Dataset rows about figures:

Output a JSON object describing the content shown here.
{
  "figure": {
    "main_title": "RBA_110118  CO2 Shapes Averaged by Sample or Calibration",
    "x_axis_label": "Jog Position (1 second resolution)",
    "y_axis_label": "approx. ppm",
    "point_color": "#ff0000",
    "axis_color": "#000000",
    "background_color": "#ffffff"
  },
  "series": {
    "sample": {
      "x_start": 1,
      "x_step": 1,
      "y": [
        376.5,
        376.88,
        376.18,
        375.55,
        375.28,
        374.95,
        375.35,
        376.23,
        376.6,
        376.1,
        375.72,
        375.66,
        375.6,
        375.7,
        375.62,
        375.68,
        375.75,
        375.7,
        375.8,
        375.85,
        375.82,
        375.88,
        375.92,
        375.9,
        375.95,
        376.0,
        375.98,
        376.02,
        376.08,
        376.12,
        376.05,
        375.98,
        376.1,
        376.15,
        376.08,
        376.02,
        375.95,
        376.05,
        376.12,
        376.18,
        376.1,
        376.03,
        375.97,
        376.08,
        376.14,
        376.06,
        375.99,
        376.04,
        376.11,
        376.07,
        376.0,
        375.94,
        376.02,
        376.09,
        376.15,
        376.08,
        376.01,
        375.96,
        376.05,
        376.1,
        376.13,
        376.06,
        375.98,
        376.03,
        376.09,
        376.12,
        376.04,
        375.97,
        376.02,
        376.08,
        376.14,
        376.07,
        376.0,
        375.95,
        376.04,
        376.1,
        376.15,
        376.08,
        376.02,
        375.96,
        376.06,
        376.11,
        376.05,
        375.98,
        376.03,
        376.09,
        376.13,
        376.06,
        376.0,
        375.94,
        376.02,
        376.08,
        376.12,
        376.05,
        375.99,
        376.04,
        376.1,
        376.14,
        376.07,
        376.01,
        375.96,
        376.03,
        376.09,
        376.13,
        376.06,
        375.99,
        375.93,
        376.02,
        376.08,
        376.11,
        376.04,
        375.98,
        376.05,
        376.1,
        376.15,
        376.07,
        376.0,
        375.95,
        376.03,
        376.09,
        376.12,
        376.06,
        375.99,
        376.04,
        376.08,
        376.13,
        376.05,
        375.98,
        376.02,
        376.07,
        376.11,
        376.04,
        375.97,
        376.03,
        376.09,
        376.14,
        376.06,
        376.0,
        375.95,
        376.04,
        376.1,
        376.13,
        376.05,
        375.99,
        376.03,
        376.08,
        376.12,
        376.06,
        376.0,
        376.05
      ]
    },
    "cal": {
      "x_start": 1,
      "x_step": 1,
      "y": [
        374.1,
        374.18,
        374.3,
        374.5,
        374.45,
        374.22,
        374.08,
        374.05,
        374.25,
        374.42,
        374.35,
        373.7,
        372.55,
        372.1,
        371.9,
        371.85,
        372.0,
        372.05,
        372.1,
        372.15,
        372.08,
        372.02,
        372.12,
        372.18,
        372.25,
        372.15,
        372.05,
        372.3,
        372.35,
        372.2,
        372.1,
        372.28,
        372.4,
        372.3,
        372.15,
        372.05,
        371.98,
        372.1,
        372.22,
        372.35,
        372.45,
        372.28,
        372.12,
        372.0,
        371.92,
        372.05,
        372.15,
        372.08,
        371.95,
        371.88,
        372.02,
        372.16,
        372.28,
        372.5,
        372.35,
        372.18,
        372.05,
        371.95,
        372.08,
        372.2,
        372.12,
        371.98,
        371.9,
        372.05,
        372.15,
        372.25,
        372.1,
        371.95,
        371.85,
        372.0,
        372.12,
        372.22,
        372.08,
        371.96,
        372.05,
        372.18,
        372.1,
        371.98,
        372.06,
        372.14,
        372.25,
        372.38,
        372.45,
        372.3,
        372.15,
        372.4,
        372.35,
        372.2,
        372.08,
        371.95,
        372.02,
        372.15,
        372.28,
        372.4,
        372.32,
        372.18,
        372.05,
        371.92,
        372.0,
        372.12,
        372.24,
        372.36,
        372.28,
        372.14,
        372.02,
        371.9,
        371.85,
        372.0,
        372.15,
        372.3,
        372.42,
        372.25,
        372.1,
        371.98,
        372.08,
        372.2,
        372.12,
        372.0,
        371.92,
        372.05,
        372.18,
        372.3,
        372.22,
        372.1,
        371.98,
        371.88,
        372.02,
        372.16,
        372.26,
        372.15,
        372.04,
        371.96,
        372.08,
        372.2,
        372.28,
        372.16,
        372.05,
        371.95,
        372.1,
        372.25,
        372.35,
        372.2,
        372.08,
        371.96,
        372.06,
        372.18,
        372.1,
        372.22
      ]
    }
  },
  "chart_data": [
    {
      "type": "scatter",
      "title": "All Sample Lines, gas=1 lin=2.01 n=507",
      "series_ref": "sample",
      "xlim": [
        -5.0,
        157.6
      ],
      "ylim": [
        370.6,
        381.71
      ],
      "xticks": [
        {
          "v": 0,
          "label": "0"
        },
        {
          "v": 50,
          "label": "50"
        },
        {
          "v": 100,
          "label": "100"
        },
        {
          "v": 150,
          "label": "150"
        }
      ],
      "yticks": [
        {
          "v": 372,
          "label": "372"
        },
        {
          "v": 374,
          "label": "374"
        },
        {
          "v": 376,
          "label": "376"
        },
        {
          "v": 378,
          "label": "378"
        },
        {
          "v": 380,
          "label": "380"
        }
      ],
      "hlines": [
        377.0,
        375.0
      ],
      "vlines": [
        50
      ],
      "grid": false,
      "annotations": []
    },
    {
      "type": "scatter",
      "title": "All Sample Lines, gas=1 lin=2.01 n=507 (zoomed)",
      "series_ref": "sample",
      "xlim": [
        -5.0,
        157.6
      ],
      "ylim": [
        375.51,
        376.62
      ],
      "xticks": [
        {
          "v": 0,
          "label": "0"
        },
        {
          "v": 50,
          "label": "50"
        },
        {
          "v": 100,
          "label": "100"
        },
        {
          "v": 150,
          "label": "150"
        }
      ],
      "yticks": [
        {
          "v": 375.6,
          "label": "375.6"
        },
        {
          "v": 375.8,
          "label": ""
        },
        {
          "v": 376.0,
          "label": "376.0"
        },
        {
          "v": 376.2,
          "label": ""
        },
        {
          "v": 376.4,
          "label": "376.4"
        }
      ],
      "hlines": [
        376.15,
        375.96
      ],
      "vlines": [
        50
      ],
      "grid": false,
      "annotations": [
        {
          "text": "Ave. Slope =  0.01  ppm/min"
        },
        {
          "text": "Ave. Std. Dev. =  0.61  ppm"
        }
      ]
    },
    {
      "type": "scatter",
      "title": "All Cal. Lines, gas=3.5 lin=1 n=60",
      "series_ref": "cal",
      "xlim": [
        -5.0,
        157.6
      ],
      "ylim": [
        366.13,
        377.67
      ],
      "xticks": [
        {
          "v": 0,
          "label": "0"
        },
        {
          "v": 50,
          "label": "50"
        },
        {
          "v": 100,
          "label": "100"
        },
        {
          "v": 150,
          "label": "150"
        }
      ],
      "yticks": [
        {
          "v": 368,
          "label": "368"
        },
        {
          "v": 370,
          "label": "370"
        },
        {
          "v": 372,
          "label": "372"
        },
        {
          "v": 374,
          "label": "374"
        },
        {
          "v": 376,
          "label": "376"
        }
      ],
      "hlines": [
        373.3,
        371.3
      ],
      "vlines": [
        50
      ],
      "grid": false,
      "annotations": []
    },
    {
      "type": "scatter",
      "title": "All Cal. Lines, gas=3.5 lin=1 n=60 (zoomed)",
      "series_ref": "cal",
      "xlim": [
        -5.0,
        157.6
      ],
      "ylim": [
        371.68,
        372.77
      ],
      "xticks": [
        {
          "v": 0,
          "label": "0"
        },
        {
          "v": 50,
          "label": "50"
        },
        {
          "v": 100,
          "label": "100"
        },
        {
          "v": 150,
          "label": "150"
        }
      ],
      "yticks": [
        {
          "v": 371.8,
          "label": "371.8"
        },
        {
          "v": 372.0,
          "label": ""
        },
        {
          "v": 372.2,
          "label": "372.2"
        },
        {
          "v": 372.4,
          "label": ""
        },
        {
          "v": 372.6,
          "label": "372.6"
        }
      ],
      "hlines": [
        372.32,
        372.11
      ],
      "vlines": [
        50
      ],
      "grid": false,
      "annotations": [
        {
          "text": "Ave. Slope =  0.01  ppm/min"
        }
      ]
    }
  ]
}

**EXERCISE DIRECTIONS**:
Which lines of the data include "zoomed"? Copy each of them.

**FULL RESPONSE**:
      "title": "All Sample Lines, gas=1 lin=2.01 n=507 (zoomed)",
      "title": "All Cal. Lines, gas=3.5 lin=1 n=60 (zoomed)",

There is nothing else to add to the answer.